▶ _DATA SUPPLIED_:
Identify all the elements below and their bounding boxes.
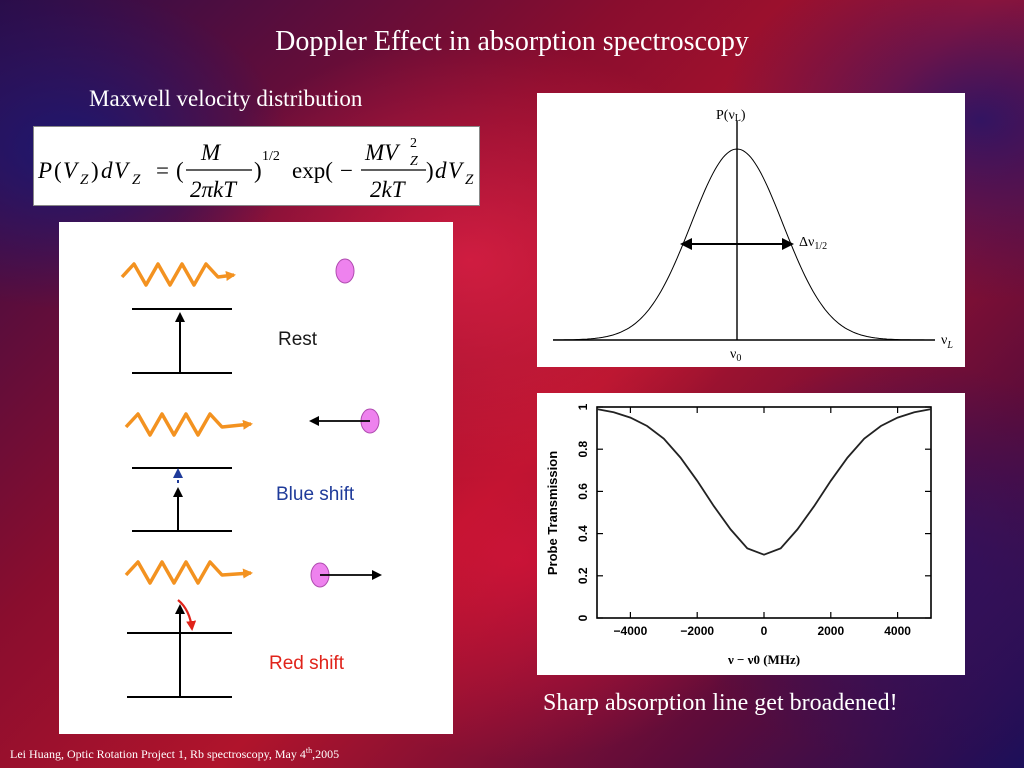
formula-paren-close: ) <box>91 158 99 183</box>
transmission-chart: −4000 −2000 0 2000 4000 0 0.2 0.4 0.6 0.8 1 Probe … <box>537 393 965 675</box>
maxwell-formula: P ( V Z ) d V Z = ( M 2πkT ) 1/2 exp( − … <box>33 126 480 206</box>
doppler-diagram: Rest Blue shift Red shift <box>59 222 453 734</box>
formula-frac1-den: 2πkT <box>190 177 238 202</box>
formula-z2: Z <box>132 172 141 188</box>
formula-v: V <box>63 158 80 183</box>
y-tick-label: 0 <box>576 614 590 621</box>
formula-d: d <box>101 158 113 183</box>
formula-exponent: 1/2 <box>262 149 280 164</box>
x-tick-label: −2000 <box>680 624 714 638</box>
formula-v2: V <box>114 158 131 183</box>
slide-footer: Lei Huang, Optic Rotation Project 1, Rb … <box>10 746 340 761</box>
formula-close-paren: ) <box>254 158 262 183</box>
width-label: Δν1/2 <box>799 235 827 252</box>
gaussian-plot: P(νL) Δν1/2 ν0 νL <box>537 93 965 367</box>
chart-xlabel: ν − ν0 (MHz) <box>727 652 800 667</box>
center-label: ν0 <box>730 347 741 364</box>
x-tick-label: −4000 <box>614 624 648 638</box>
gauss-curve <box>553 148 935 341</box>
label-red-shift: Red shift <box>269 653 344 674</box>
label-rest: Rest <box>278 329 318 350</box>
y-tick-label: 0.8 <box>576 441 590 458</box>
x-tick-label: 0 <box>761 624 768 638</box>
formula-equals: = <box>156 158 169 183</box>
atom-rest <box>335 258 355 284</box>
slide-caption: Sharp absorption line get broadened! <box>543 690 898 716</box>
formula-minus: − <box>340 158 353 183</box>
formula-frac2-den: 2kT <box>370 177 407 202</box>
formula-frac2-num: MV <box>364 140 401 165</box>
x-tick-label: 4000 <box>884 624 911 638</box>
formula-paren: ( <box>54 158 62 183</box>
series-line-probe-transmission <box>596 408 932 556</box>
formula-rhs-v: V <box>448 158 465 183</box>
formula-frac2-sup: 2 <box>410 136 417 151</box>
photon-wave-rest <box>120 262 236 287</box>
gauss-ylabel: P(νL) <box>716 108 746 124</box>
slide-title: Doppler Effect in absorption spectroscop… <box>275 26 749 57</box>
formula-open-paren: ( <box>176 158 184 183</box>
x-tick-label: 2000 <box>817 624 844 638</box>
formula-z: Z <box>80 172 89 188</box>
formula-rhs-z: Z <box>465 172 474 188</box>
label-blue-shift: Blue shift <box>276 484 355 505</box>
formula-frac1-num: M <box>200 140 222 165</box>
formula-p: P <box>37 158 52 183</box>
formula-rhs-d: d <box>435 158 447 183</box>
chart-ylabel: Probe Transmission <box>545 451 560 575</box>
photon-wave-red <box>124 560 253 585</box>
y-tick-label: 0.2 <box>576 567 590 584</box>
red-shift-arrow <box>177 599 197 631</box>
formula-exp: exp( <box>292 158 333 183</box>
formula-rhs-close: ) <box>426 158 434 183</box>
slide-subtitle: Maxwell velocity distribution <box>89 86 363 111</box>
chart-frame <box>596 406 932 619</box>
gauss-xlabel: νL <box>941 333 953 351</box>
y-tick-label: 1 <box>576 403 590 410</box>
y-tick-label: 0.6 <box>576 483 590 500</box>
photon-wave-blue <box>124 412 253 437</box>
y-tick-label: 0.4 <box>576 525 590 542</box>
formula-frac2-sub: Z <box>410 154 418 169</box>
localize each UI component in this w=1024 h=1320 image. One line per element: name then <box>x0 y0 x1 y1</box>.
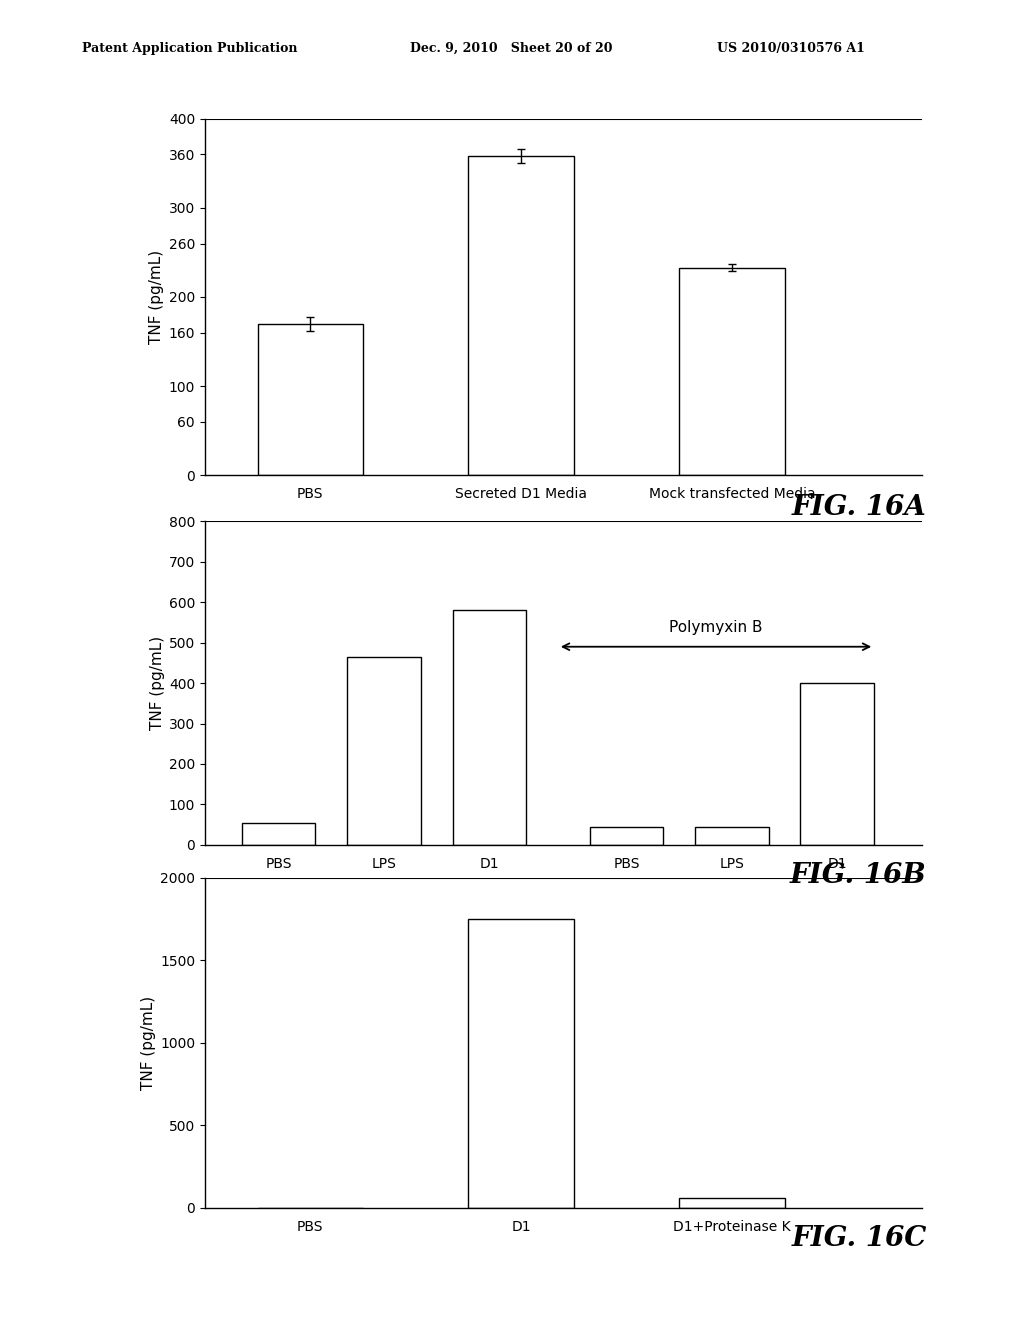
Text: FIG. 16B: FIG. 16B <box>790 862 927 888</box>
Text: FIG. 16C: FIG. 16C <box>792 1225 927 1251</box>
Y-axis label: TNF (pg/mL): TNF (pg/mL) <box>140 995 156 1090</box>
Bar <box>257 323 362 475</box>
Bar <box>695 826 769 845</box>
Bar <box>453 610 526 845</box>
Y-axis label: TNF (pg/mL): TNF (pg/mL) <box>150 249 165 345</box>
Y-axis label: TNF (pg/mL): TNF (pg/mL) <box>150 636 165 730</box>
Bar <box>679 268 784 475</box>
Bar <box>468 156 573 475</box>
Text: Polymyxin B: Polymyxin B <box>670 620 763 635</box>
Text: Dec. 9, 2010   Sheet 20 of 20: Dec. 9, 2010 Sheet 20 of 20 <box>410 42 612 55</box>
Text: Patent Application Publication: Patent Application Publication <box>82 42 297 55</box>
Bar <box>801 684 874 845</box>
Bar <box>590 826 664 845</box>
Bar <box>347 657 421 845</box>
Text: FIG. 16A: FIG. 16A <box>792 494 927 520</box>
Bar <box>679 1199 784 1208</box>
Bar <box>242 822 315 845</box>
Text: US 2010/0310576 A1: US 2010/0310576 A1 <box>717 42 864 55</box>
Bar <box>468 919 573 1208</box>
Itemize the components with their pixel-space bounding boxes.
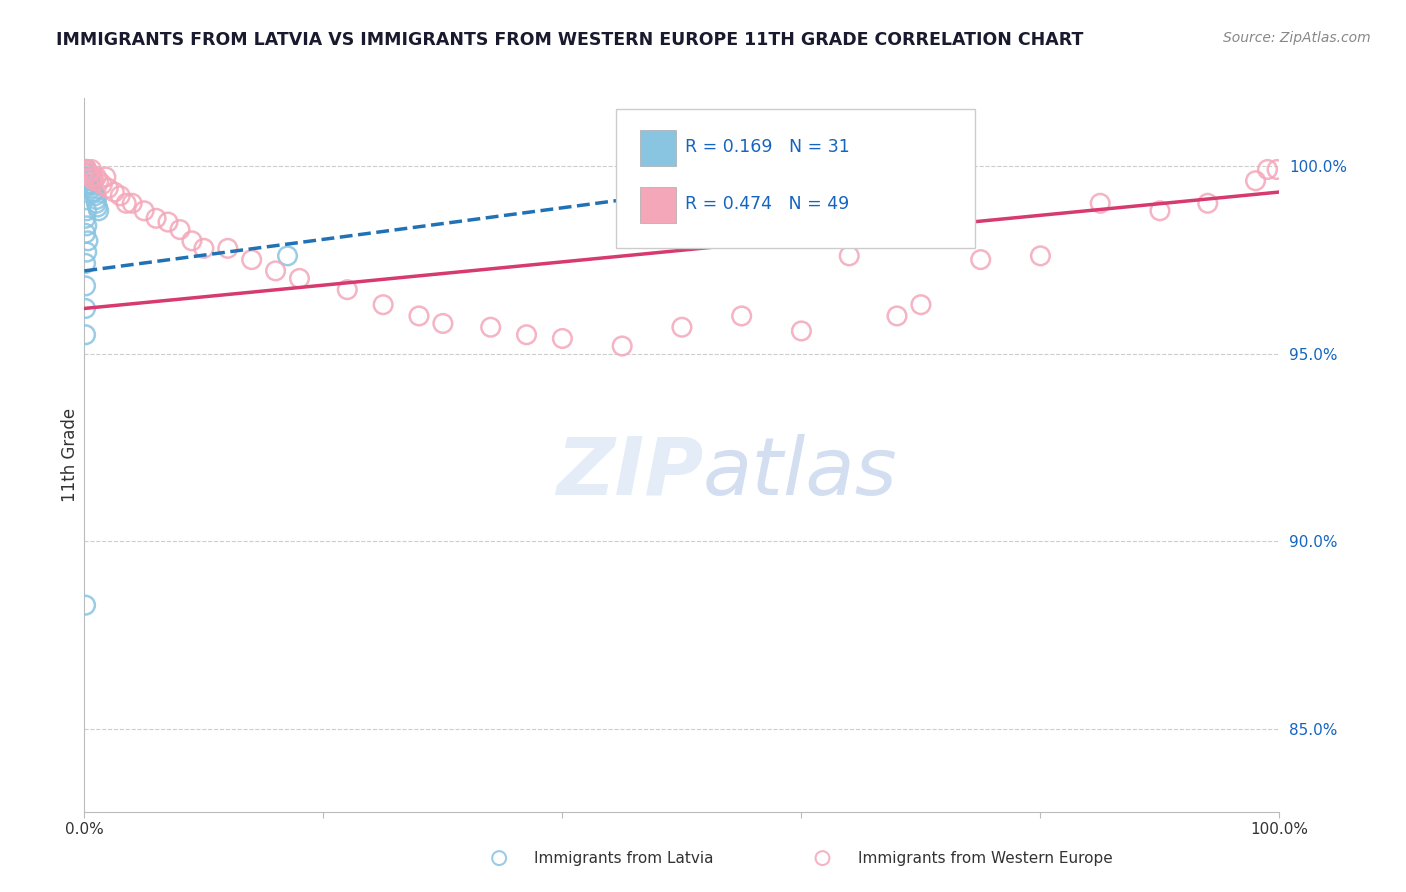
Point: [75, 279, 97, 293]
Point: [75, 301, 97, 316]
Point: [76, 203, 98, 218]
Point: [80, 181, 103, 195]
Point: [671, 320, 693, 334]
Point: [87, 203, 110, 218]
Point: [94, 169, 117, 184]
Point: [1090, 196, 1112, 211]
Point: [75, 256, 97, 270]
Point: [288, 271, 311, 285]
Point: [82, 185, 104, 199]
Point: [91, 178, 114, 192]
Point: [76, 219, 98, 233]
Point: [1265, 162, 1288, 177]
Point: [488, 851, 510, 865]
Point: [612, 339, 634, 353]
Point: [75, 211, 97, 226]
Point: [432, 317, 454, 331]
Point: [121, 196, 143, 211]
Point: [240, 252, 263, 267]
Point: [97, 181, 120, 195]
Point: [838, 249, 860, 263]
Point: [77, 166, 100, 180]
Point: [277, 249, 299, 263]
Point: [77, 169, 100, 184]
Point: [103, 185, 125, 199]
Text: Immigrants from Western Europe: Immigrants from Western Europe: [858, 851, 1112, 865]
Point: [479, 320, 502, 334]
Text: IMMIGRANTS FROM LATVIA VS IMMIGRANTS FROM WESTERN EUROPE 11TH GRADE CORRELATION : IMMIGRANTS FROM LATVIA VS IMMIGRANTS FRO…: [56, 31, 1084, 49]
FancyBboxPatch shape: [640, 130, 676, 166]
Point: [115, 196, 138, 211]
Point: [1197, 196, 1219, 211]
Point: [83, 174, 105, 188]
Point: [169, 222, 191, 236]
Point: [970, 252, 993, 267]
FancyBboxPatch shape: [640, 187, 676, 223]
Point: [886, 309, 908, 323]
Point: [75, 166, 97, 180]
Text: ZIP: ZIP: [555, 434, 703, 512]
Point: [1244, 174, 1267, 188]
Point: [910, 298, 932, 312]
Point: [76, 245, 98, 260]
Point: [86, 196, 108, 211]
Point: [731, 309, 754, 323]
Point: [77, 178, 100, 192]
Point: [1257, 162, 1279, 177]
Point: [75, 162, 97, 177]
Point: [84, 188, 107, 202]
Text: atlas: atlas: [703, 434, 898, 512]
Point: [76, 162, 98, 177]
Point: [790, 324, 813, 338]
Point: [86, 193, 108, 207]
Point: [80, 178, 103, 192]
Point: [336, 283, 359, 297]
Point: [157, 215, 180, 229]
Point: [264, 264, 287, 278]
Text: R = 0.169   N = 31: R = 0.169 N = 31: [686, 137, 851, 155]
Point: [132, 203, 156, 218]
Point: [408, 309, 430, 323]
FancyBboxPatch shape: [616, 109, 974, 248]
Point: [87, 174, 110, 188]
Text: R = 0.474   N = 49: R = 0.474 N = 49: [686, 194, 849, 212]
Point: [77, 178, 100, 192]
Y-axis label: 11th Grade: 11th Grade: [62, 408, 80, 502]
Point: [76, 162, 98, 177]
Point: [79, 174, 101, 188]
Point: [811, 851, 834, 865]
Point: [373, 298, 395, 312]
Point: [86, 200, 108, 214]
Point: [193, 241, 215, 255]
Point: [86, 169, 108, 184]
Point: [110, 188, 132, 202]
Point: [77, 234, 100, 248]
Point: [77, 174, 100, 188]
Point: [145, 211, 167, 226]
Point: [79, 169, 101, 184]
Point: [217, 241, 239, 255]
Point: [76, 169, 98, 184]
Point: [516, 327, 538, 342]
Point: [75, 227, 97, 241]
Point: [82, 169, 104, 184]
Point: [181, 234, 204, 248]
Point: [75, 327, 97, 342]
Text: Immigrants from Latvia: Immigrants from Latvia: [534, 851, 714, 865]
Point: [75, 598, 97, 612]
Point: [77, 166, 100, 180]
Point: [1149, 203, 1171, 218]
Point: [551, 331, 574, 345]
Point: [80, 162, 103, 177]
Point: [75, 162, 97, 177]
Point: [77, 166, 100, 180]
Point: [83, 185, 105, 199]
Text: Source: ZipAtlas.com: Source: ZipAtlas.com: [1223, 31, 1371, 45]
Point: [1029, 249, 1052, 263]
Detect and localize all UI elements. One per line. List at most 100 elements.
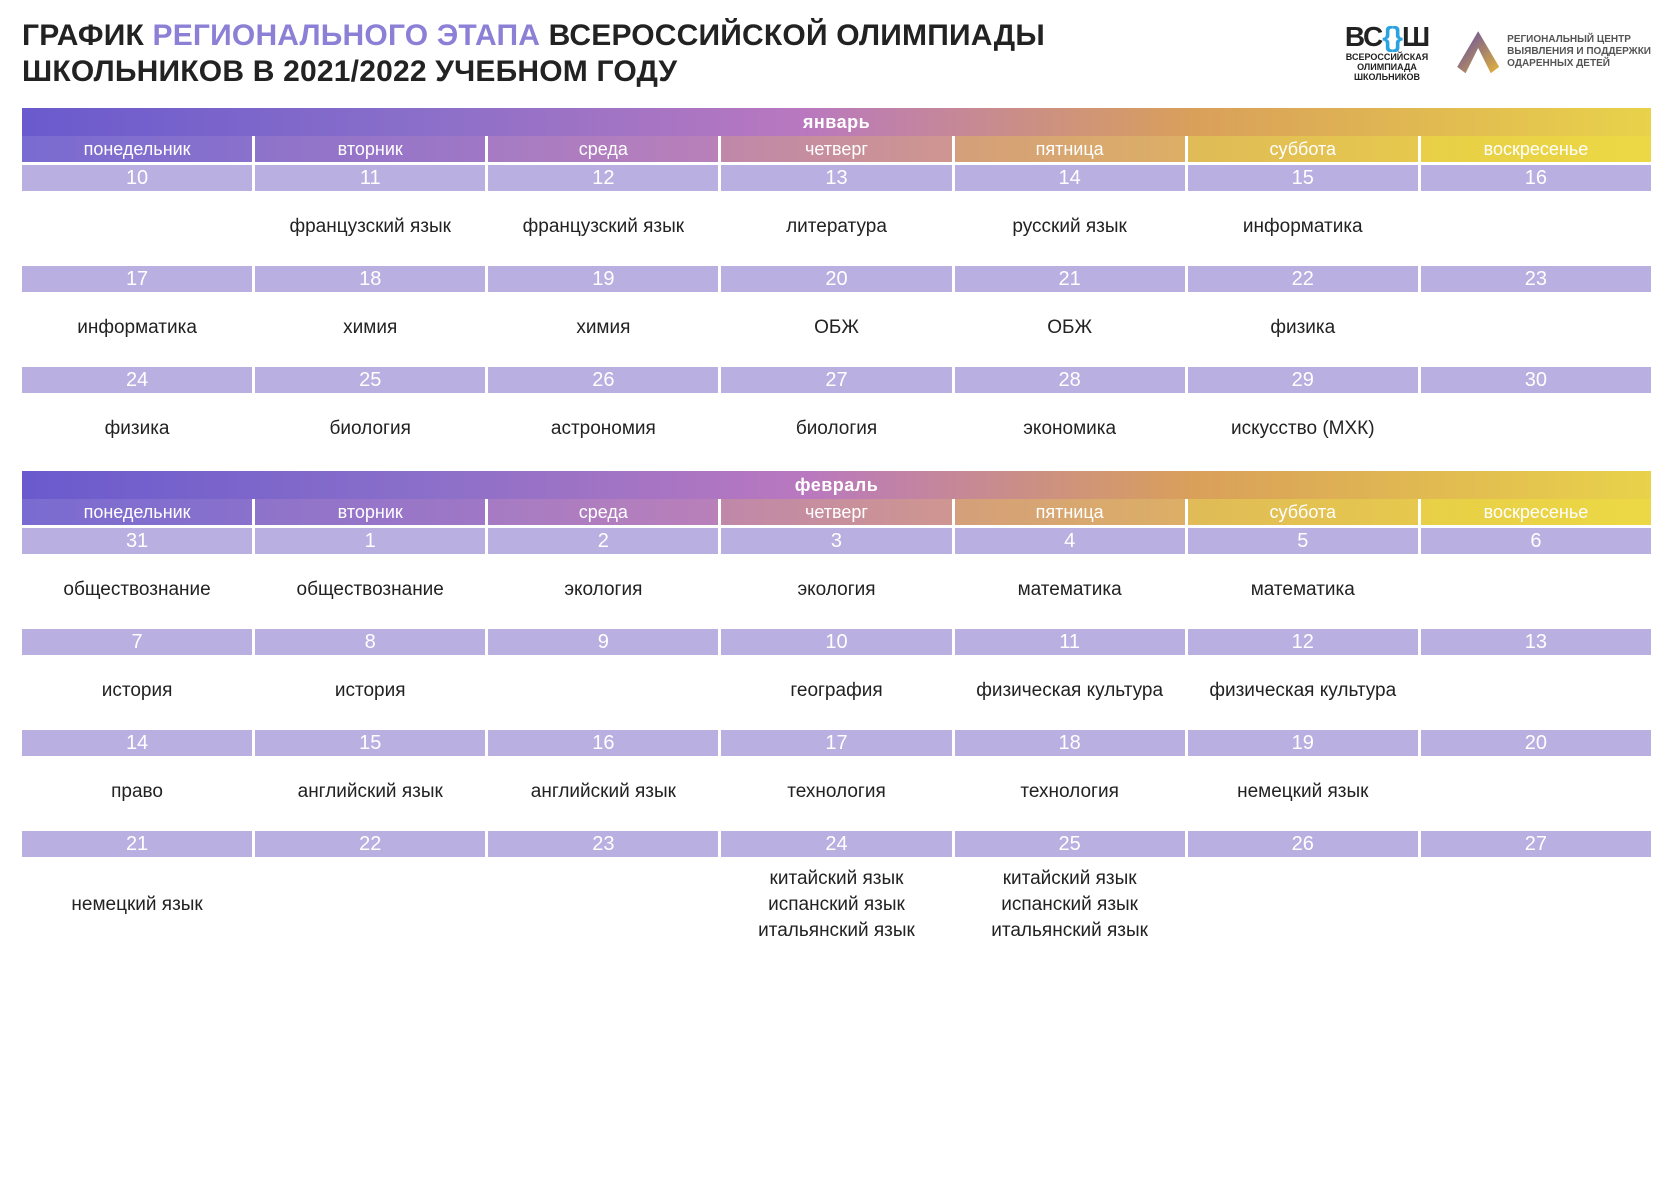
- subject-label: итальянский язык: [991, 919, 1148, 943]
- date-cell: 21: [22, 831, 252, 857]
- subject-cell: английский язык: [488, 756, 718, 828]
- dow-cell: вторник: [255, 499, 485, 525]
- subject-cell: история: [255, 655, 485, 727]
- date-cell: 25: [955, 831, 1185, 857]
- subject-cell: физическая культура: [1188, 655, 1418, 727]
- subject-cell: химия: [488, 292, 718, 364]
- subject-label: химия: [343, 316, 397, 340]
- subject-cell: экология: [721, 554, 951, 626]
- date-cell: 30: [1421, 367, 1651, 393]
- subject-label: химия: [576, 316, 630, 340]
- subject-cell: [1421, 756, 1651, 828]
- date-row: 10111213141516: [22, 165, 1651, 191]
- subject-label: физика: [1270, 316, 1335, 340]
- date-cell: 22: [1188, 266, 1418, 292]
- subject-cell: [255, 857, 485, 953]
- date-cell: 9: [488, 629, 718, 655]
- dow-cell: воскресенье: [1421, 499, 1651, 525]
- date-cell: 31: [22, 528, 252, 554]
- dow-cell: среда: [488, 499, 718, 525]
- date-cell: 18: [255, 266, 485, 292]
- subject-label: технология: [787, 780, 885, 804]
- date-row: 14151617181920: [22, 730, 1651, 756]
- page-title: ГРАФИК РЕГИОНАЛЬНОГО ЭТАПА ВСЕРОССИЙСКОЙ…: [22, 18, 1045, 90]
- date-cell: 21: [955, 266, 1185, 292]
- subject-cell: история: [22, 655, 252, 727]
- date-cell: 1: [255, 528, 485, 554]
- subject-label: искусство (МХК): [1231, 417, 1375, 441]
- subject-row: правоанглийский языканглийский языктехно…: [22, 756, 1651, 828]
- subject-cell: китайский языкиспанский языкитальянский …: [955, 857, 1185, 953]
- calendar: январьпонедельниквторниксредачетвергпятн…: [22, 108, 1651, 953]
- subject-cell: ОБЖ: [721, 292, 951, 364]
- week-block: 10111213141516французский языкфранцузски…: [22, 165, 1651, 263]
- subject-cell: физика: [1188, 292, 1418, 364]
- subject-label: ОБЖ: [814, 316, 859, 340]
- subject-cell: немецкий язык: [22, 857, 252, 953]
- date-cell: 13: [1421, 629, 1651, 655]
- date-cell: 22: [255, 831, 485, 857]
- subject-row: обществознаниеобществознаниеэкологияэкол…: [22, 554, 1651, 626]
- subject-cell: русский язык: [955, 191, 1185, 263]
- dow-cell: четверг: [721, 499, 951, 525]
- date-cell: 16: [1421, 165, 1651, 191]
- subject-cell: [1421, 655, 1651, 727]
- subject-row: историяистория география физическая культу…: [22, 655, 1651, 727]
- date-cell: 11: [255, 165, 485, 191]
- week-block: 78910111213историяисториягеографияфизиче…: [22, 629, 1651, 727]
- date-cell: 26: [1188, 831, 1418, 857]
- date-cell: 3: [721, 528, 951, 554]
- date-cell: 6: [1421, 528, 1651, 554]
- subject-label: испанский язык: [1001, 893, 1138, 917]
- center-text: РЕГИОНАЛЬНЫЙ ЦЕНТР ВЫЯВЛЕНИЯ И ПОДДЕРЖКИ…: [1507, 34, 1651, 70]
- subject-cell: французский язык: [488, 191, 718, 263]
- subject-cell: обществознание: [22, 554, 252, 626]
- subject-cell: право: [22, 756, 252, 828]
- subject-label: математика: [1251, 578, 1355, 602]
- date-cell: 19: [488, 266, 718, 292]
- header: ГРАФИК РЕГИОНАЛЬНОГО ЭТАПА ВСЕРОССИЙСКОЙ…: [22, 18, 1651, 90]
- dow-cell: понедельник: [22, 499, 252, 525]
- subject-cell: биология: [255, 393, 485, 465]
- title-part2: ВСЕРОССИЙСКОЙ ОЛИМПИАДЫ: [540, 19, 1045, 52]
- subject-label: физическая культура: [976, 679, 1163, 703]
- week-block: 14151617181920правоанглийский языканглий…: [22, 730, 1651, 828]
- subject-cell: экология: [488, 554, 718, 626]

▶ _EXERCISE PROMPT_: Pull out each line of the material above that contains the word "shape", matching its capitalization exactly.

▶ _EXERCISE OUTPUT_:
FancyBboxPatch shape: [640, 130, 676, 166]
FancyBboxPatch shape: [640, 187, 676, 223]
FancyBboxPatch shape: [616, 109, 974, 248]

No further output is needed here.